Written problem:
Skip the pictures. Repeat everything else in the records word for word.

(Items from a dataset)
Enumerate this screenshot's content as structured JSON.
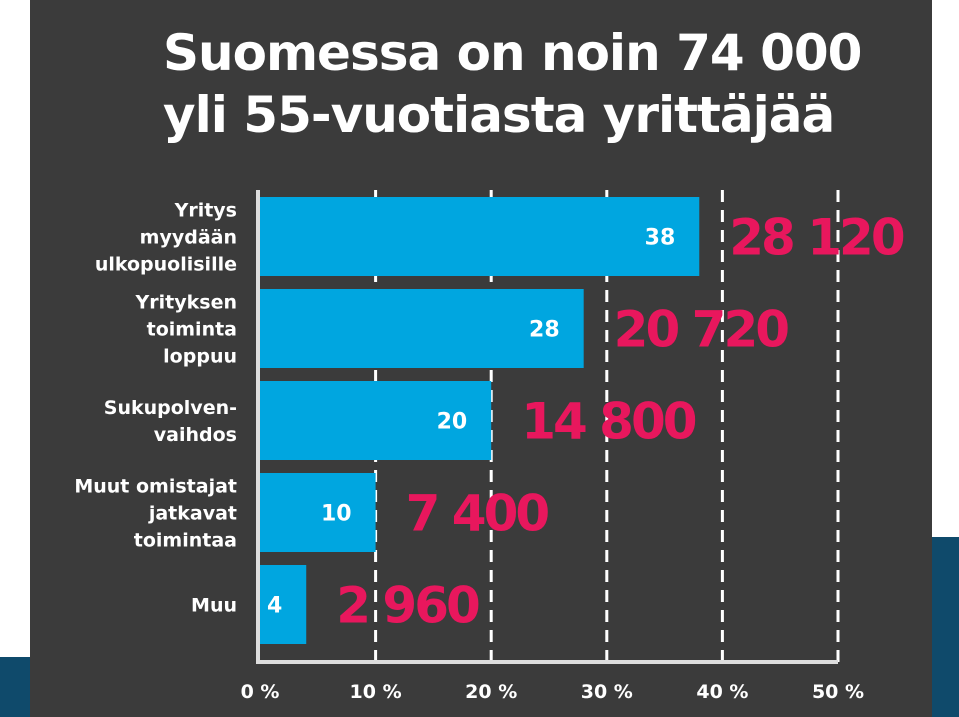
{
  "title_lines": [
    "Suomessa on noin 74 000",
    "yli 55-vuotiasta yrittäjää"
  ],
  "colors": {
    "background": "#3b3b3b",
    "bar": "#00a6e0",
    "count_label": "#e8175d",
    "text": "#ffffff",
    "decoration": "#0f4a6b"
  },
  "chart_data": {
    "type": "bar",
    "orientation": "horizontal",
    "title": "Suomessa on noin 74 000 yli 55-vuotiasta yrittäjää",
    "categories": [
      [
        "Yritys",
        "myydään",
        "ulkopuolisille"
      ],
      [
        "Yrityksen",
        "toiminta",
        "loppuu"
      ],
      [
        "Sukupolven-",
        "vaihdos"
      ],
      [
        "Muut omistajat",
        "jatkavat",
        "toimintaa"
      ],
      [
        "Muu"
      ]
    ],
    "values": [
      38,
      28,
      20,
      10,
      4
    ],
    "value_labels": [
      "38",
      "28",
      "20",
      "10",
      "4"
    ],
    "counts": [
      "28 120",
      "20 720",
      "14 800",
      "7 400",
      "2 960"
    ],
    "xlim": [
      0,
      50
    ],
    "ticks": [
      0,
      10,
      20,
      30,
      40,
      50
    ],
    "tick_labels": [
      "0 %",
      "10 %",
      "20 %",
      "30 %",
      "40 %",
      "50 %"
    ],
    "grid": "vertical-dashed"
  }
}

Exercise result:
Enumerate this screenshot's content as structured JSON.
{
  "title_lines": [
    "Suomessa on noin 74 000",
    "yli 55-vuotiasta yrittäjää"
  ],
  "colors": {
    "background": "#3b3b3b",
    "bar": "#00a6e0",
    "count_label": "#e8175d",
    "text": "#ffffff",
    "decoration": "#0f4a6b"
  },
  "chart_data": {
    "type": "bar",
    "orientation": "horizontal",
    "title": "Suomessa on noin 74 000 yli 55-vuotiasta yrittäjää",
    "categories": [
      [
        "Yritys",
        "myydään",
        "ulkopuolisille"
      ],
      [
        "Yrityksen",
        "toiminta",
        "loppuu"
      ],
      [
        "Sukupolven-",
        "vaihdos"
      ],
      [
        "Muut omistajat",
        "jatkavat",
        "toimintaa"
      ],
      [
        "Muu"
      ]
    ],
    "values": [
      38,
      28,
      20,
      10,
      4
    ],
    "value_labels": [
      "38",
      "28",
      "20",
      "10",
      "4"
    ],
    "counts": [
      "28 120",
      "20 720",
      "14 800",
      "7 400",
      "2 960"
    ],
    "xlim": [
      0,
      50
    ],
    "ticks": [
      0,
      10,
      20,
      30,
      40,
      50
    ],
    "tick_labels": [
      "0 %",
      "10 %",
      "20 %",
      "30 %",
      "40 %",
      "50 %"
    ],
    "grid": "vertical-dashed"
  }
}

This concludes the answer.